→ Written request: Format each line of the data below as a numbered list, omitting any blank lines.

→ Dataset extract:
---------------

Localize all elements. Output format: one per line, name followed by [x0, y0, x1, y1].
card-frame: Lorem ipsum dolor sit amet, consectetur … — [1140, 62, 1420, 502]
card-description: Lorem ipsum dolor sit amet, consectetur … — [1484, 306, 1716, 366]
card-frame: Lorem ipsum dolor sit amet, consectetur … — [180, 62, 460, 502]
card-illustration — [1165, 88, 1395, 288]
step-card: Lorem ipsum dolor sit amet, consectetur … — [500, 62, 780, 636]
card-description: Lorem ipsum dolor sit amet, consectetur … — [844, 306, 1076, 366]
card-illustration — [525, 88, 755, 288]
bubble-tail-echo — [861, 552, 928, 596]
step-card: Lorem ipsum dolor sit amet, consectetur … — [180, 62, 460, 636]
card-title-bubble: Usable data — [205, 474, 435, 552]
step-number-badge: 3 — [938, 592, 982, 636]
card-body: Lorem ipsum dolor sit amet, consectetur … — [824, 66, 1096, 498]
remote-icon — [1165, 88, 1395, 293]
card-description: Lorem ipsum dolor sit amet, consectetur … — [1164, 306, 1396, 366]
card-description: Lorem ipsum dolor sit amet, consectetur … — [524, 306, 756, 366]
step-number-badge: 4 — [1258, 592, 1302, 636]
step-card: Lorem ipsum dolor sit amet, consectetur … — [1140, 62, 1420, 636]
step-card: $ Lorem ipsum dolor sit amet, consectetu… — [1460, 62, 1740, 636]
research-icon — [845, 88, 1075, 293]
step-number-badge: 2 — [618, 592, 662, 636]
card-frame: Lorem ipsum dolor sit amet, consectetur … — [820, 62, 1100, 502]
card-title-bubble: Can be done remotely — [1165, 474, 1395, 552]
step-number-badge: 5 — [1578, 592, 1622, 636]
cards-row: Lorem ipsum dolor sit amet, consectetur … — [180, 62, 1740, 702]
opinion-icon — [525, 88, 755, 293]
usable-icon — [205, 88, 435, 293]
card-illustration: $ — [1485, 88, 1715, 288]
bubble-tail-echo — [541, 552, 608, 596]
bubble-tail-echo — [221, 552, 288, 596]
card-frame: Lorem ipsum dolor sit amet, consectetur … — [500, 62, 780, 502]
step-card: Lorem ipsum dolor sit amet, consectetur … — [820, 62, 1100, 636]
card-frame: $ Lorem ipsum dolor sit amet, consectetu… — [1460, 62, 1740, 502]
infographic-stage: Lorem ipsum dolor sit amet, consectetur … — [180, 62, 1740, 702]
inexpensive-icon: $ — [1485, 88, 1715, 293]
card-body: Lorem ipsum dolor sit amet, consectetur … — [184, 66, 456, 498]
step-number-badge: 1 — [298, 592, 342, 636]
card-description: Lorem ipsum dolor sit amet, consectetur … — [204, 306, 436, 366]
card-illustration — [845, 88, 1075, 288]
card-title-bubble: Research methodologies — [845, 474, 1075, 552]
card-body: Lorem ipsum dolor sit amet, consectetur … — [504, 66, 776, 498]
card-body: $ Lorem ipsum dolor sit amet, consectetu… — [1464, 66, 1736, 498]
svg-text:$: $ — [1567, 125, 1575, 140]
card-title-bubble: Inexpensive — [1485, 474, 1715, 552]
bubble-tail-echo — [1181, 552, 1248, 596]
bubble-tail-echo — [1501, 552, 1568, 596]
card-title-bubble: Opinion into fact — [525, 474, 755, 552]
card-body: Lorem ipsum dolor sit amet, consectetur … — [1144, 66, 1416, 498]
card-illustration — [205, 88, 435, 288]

---------------

→ Response below:
1. Localize all elements. Output format: one per line, name followed by [x0, y0, x1, y1].
2. card-frame: Lorem ipsum dolor sit amet, consectetur … — [1140, 62, 1420, 502]
3. card-description: Lorem ipsum dolor sit amet, consectetur … — [1484, 306, 1716, 366]
4. card-frame: Lorem ipsum dolor sit amet, consectetur … — [180, 62, 460, 502]
5. card-illustration — [1165, 88, 1395, 288]
6. step-card: Lorem ipsum dolor sit amet, consectetur … — [500, 62, 780, 636]
7. card-description: Lorem ipsum dolor sit amet, consectetur … — [844, 306, 1076, 366]
8. card-illustration — [525, 88, 755, 288]
9. bubble-tail-echo — [861, 552, 928, 596]
10. step-card: Lorem ipsum dolor sit amet, consectetur … — [180, 62, 460, 636]
11. card-title-bubble: Usable data — [205, 474, 435, 552]
12. step-number-badge: 3 — [938, 592, 982, 636]
13. card-body: Lorem ipsum dolor sit amet, consectetur … — [824, 66, 1096, 498]
14. remote-icon — [1165, 88, 1395, 293]
15. card-description: Lorem ipsum dolor sit amet, consectetur … — [1164, 306, 1396, 366]
16. card-description: Lorem ipsum dolor sit amet, consectetur … — [524, 306, 756, 366]
17. step-number-badge: 4 — [1258, 592, 1302, 636]
18. step-card: Lorem ipsum dolor sit amet, consectetur … — [1140, 62, 1420, 636]
19. step-card: $ Lorem ipsum dolor sit amet, consectetu… — [1460, 62, 1740, 636]
20. research-icon — [845, 88, 1075, 293]
21. step-number-badge: 2 — [618, 592, 662, 636]
22. card-frame: Lorem ipsum dolor sit amet, consectetur … — [820, 62, 1100, 502]
23. card-title-bubble: Can be done remotely — [1165, 474, 1395, 552]
24. step-number-badge: 5 — [1578, 592, 1622, 636]
25. cards-row: Lorem ipsum dolor sit amet, consectetur … — [180, 62, 1740, 702]
26. opinion-icon — [525, 88, 755, 293]
27. usable-icon — [205, 88, 435, 293]
28. card-illustration: $ — [1485, 88, 1715, 288]
29. bubble-tail-echo — [541, 552, 608, 596]
30. bubble-tail-echo — [221, 552, 288, 596]
31. card-frame: Lorem ipsum dolor sit amet, consectetur … — [500, 62, 780, 502]
32. step-card: Lorem ipsum dolor sit amet, consectetur … — [820, 62, 1100, 636]
33. card-frame: $ Lorem ipsum dolor sit amet, consectetu… — [1460, 62, 1740, 502]
34. infographic-stage: Lorem ipsum dolor sit amet, consectetur … — [180, 62, 1740, 702]
35. inexpensive-icon: $ — [1485, 88, 1715, 293]
36. card-body: Lorem ipsum dolor sit amet, consectetur … — [184, 66, 456, 498]
37. step-number-badge: 1 — [298, 592, 342, 636]
38. card-description: Lorem ipsum dolor sit amet, consectetur … — [204, 306, 436, 366]
39. card-illustration — [845, 88, 1075, 288]
40. card-title-bubble: Research methodologies — [845, 474, 1075, 552]
41. card-body: Lorem ipsum dolor sit amet, consectetur … — [504, 66, 776, 498]
42. card-body: $ Lorem ipsum dolor sit amet, consectetu… — [1464, 66, 1736, 498]
43. svg-text:$: $ — [1567, 125, 1575, 140]
44. card-title-bubble: Inexpensive — [1485, 474, 1715, 552]
45. bubble-tail-echo — [1181, 552, 1248, 596]
46. bubble-tail-echo — [1501, 552, 1568, 596]
47. card-title-bubble: Opinion into fact — [525, 474, 755, 552]
48. card-body: Lorem ipsum dolor sit amet, consectetur … — [1144, 66, 1416, 498]
49. card-illustration — [205, 88, 435, 288]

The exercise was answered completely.